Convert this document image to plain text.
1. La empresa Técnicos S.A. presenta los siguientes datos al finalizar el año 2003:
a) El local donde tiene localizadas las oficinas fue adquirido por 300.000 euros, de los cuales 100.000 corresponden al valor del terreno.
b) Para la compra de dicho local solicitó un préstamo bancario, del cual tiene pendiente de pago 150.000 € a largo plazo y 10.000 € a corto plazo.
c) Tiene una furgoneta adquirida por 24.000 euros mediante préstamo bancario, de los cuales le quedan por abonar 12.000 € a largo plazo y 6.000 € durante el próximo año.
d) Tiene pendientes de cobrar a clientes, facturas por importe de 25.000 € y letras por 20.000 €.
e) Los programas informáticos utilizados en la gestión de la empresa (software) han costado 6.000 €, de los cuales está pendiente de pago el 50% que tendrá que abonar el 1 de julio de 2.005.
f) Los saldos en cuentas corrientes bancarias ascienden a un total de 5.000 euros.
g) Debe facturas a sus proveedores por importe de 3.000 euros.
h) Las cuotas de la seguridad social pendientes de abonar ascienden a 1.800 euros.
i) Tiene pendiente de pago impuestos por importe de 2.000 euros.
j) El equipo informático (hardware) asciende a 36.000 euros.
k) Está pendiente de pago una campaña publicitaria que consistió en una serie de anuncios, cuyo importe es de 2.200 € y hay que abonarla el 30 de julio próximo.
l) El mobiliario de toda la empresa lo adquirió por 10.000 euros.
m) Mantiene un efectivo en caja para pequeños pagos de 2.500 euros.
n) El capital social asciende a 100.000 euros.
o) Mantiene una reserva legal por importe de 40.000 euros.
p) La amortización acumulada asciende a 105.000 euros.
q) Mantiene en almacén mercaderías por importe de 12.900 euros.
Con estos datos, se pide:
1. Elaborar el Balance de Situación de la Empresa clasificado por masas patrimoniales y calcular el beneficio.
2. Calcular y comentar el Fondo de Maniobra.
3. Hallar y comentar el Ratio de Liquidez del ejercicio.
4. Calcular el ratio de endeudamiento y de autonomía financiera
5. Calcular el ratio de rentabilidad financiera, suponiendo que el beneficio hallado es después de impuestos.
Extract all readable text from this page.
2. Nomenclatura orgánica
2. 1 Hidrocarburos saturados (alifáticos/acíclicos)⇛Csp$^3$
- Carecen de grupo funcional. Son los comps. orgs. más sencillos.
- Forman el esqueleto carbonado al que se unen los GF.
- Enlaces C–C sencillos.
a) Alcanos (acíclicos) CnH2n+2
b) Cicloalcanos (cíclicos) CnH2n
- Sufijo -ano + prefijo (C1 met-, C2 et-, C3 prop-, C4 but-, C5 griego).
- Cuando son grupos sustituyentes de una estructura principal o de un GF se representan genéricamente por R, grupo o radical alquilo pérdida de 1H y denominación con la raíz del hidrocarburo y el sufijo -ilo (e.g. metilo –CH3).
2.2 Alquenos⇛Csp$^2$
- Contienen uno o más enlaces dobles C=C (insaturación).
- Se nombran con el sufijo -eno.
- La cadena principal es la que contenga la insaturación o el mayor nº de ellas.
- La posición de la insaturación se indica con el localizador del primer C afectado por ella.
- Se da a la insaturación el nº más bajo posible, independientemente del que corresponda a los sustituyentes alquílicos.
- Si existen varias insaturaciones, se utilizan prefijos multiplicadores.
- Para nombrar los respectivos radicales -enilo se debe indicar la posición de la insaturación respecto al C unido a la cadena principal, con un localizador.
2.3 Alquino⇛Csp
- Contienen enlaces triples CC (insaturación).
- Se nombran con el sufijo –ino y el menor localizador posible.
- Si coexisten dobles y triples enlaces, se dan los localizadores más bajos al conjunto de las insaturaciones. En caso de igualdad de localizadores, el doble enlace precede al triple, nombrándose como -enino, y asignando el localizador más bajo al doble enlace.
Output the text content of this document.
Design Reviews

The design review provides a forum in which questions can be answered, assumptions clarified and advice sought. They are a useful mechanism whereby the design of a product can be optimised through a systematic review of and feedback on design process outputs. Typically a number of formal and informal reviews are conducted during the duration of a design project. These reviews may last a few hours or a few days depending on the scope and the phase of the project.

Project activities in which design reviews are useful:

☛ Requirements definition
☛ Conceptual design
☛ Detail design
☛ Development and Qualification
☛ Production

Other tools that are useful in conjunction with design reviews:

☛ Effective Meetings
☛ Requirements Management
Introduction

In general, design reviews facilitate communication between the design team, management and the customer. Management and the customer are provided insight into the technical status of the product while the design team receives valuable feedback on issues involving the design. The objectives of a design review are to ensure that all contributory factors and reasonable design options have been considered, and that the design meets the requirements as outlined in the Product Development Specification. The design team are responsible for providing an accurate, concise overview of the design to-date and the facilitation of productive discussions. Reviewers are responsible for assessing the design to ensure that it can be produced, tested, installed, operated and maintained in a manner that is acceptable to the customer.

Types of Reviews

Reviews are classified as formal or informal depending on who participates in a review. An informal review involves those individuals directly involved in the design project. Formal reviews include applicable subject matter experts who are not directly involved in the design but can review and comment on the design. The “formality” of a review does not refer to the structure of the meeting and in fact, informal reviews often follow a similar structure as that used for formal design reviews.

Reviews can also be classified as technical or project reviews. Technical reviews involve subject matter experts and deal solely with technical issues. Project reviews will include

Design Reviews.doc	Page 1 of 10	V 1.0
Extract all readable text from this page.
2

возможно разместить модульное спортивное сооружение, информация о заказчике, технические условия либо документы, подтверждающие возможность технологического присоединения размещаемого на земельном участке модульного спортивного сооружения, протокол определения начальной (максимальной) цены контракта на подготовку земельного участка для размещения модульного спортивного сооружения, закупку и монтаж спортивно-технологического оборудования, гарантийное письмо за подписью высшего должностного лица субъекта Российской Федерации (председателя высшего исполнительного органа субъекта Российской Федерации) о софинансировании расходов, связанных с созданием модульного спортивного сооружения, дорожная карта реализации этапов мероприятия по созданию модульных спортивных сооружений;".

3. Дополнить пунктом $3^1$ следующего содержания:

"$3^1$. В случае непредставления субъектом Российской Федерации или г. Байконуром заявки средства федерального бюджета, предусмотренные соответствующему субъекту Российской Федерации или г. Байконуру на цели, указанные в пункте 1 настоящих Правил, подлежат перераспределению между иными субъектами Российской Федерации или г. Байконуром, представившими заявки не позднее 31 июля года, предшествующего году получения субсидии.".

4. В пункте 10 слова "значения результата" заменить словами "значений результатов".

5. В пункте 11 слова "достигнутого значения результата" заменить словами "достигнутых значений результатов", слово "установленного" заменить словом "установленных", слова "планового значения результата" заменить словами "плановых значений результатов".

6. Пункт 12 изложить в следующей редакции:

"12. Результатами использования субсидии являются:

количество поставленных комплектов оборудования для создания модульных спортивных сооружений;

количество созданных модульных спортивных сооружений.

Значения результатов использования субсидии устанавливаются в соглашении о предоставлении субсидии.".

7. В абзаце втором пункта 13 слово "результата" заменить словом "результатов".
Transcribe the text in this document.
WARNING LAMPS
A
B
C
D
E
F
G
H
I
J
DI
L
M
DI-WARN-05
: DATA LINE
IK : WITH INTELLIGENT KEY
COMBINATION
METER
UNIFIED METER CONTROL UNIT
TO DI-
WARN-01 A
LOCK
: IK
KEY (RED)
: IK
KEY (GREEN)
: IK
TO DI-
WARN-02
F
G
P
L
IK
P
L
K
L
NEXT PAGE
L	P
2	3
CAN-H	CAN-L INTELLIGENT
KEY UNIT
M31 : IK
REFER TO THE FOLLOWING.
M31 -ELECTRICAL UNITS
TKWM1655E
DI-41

------------------------

Task directions:
Copy out every line of the data above, exactly as given.

Exercise result:
Convert this document image to plain text.
1. La empresa Técnicos S.A. presenta los siguientes datos al finalizar el año 2003:
a) El local donde tiene localizadas las oficinas fue adquirido por 300.000 euros, de los cuales 100.000 corresponden al valor del terreno.
b) Para la compra de dicho local solicitó un préstamo bancario, del cual tiene pendiente de pago 150.000 € a largo plazo y 10.000 € a corto plazo.
c) Tiene una furgoneta adquirida por 24.000 euros mediante préstamo bancario, de los cuales le quedan por abonar 12.000 € a largo plazo y 6.000 € durante el próximo año.
d) Tiene pendientes de cobrar a clientes, facturas por importe de 25.000 € y letras por 20.000 €.
e) Los programas informáticos utilizados en la gestión de la empresa (software) han costado 6.000 €, de los cuales está pendiente de pago el 50% que tendrá que abonar el 1 de julio de 2.005.
f) Los saldos en cuentas corrientes bancarias ascienden a un total de 5.000 euros.
g) Debe facturas a sus proveedores por importe de 3.000 euros.
h) Las cuotas de la seguridad social pendientes de abonar ascienden a 1.800 euros.
i) Tiene pendiente de pago impuestos por importe de 2.000 euros.
j) El equipo informático (hardware) asciende a 36.000 euros.
k) Está pendiente de pago una campaña publicitaria que consistió en una serie de anuncios, cuyo importe es de 2.200 € y hay que abonarla el 30 de julio próximo.
l) El mobiliario de toda la empresa lo adquirió por 10.000 euros.
m) Mantiene un efectivo en caja para pequeños pagos de 2.500 euros.
n) El capital social asciende a 100.000 euros.
o) Mantiene una reserva legal por importe de 40.000 euros.
p) La amortización acumulada asciende a 105.000 euros.
q) Mantiene en almacén mercaderías por importe de 12.900 euros.
Con estos datos, se pide:
1. Elaborar el Balance de Situación de la Empresa clasificado por masas patrimoniales y calcular el beneficio.
2. Calcular y comentar el Fondo de Maniobra.
3. Hallar y comentar el Ratio de Liquidez del ejercicio.
4. Calcular el ratio de endeudamiento y de autonomía financiera
5. Calcular el ratio de rentabilidad financiera, suponiendo que el beneficio hallado es después de impuestos.
Extract all readable text from this page.
2. Nomenclatura orgánica
2. 1 Hidrocarburos saturados (alifáticos/acíclicos)⇛Csp$^3$
- Carecen de grupo funcional. Son los comps. orgs. más sencillos.
- Forman el esqueleto carbonado al que se unen los GF.
- Enlaces C–C sencillos.
a) Alcanos (acíclicos) CnH2n+2
b) Cicloalcanos (cíclicos) CnH2n
- Sufijo -ano + prefijo (C1 met-, C2 et-, C3 prop-, C4 but-, C5 griego).
- Cuando son grupos sustituyentes de una estructura principal o de un GF se representan genéricamente por R, grupo o radical alquilo pérdida de 1H y denominación con la raíz del hidrocarburo y el sufijo -ilo (e.g. metilo –CH3).
2.2 Alquenos⇛Csp$^2$
- Contienen uno o más enlaces dobles C=C (insaturación).
- Se nombran con el sufijo -eno.
- La cadena principal es la que contenga la insaturación o el mayor nº de ellas.
- La posición de la insaturación se indica con el localizador del primer C afectado por ella.
- Se da a la insaturación el nº más bajo posible, independientemente del que corresponda a los sustituyentes alquílicos.
- Si existen varias insaturaciones, se utilizan prefijos multiplicadores.
- Para nombrar los respectivos radicales -enilo se debe indicar la posición de la insaturación respecto al C unido a la cadena principal, con un localizador.
2.3 Alquino⇛Csp
- Contienen enlaces triples CC (insaturación).
- Se nombran con el sufijo –ino y el menor localizador posible.
- Si coexisten dobles y triples enlaces, se dan los localizadores más bajos al conjunto de las insaturaciones. En caso de igualdad de localizadores, el doble enlace precede al triple, nombrándose como -enino, y asignando el localizador más bajo al doble enlace.
Output the text content of this document.
Design Reviews

The design review provides a forum in which questions can be answered, assumptions clarified and advice sought. They are a useful mechanism whereby the design of a product can be optimised through a systematic review of and feedback on design process outputs. Typically a number of formal and informal reviews are conducted during the duration of a design project. These reviews may last a few hours or a few days depending on the scope and the phase of the project.

Project activities in which design reviews are useful:

☛ Requirements definition
☛ Conceptual design
☛ Detail design
☛ Development and Qualification
☛ Production

Other tools that are useful in conjunction with design reviews:

☛ Effective Meetings
☛ Requirements Management
Introduction

In general, design reviews facilitate communication between the design team, management and the customer. Management and the customer are provided insight into the technical status of the product while the design team receives valuable feedback on issues involving the design. The objectives of a design review are to ensure that all contributory factors and reasonable design options have been considered, and that the design meets the requirements as outlined in the Product Development Specification. The design team are responsible for providing an accurate, concise overview of the design to-date and the facilitation of productive discussions. Reviewers are responsible for assessing the design to ensure that it can be produced, tested, installed, operated and maintained in a manner that is acceptable to the customer.

Types of Reviews

Reviews are classified as formal or informal depending on who participates in a review. An informal review involves those individuals directly involved in the design project. Formal reviews include applicable subject matter experts who are not directly involved in the design but can review and comment on the design. The “formality” of a review does not refer to the structure of the meeting and in fact, informal reviews often follow a similar structure as that used for formal design reviews.

Reviews can also be classified as technical or project reviews. Technical reviews involve subject matter experts and deal solely with technical issues. Project reviews will include

Design Reviews.doc	Page 1 of 10	V 1.0
Extract all readable text from this page.
2

возможно разместить модульное спортивное сооружение, информация о заказчике, технические условия либо документы, подтверждающие возможность технологического присоединения размещаемого на земельном участке модульного спортивного сооружения, протокол определения начальной (максимальной) цены контракта на подготовку земельного участка для размещения модульного спортивного сооружения, закупку и монтаж спортивно-технологического оборудования, гарантийное письмо за подписью высшего должностного лица субъекта Российской Федерации (председателя высшего исполнительного органа субъекта Российской Федерации) о софинансировании расходов, связанных с созданием модульного спортивного сооружения, дорожная карта реализации этапов мероприятия по созданию модульных спортивных сооружений;".

3. Дополнить пунктом $3^1$ следующего содержания:

"$3^1$. В случае непредставления субъектом Российской Федерации или г. Байконуром заявки средства федерального бюджета, предусмотренные соответствующему субъекту Российской Федерации или г. Байконуру на цели, указанные в пункте 1 настоящих Правил, подлежат перераспределению между иными субъектами Российской Федерации или г. Байконуром, представившими заявки не позднее 31 июля года, предшествующего году получения субсидии.".

4. В пункте 10 слова "значения результата" заменить словами "значений результатов".

5. В пункте 11 слова "достигнутого значения результата" заменить словами "достигнутых значений результатов", слово "установленного" заменить словом "установленных", слова "планового значения результата" заменить словами "плановых значений результатов".

6. Пункт 12 изложить в следующей редакции:

"12. Результатами использования субсидии являются:

количество поставленных комплектов оборудования для создания модульных спортивных сооружений;

количество созданных модульных спортивных сооружений.

Значения результатов использования субсидии устанавливаются в соглашении о предоставлении субсидии.".

7. В абзаце втором пункта 13 слово "результата" заменить словом "результатов".
Transcribe the text in this document.
WARNING LAMPS
A
B
C
D
E
F
G
H
I
J
DI
L
M
DI-WARN-05
: DATA LINE
IK : WITH INTELLIGENT KEY
COMBINATION
METER
UNIFIED METER CONTROL UNIT
TO DI-
WARN-01 A
LOCK
: IK
KEY (RED)
: IK
KEY (GREEN)
: IK
TO DI-
WARN-02
F
G
P
L
IK
P
L
K
L
NEXT PAGE
L	P
2	3
CAN-H	CAN-L INTELLIGENT
KEY UNIT
M31 : IK
REFER TO THE FOLLOWING.
M31 -ELECTRICAL UNITS
TKWM1655E
DI-41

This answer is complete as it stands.